## Data for this task
[Begin]
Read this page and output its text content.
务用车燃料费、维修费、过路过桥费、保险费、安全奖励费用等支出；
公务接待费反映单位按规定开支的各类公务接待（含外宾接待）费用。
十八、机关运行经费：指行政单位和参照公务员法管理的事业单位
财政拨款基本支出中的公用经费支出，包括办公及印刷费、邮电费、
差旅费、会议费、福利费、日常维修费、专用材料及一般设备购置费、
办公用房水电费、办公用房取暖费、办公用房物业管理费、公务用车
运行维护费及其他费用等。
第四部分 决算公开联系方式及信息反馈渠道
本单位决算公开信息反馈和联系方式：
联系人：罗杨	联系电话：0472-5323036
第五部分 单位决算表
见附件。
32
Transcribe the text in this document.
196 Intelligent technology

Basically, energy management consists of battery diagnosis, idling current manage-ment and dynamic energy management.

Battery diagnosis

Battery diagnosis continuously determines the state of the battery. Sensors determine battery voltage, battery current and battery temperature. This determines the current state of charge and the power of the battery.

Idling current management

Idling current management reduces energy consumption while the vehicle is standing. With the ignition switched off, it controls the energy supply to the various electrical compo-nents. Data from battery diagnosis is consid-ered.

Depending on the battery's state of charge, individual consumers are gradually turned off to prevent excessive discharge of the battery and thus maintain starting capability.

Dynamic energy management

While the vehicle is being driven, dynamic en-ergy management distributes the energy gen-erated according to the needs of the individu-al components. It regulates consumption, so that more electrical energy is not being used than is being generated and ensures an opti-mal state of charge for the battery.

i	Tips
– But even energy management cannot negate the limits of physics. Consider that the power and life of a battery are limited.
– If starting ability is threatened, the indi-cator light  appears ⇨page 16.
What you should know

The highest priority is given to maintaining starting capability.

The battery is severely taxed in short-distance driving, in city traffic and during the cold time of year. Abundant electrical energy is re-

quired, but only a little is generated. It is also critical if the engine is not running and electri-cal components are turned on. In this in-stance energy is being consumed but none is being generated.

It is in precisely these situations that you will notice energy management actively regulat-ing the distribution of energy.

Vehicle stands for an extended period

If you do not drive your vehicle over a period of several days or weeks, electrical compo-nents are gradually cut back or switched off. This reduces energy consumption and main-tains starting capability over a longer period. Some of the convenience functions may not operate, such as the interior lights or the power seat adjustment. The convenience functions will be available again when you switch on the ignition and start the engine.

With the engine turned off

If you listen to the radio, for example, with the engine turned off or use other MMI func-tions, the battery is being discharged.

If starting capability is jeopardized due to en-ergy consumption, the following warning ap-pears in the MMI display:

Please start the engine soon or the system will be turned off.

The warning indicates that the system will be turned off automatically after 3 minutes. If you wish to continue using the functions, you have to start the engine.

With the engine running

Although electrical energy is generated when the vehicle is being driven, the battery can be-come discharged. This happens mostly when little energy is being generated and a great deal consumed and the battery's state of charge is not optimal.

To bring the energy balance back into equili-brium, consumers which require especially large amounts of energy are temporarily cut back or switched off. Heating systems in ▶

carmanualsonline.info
[End]
## What this task involves
Read through the data and copy every line where "functions" shows up.

## Expected answer
If you do not drive your vehicle over a period of several days or weeks, electrical compo-nents are gradually cut back or switched off. This reduces energy consumption and main-tains starting capability over a longer period. Some of the convenience functions may not operate, such as the interior lights or the power seat adjustment. The convenience functions will be available again when you switch on the ignition and start the engine.
The warning indicates that the system will be turned off automatically after 3 minutes. If you wish to continue using the functions, you have to start the engine.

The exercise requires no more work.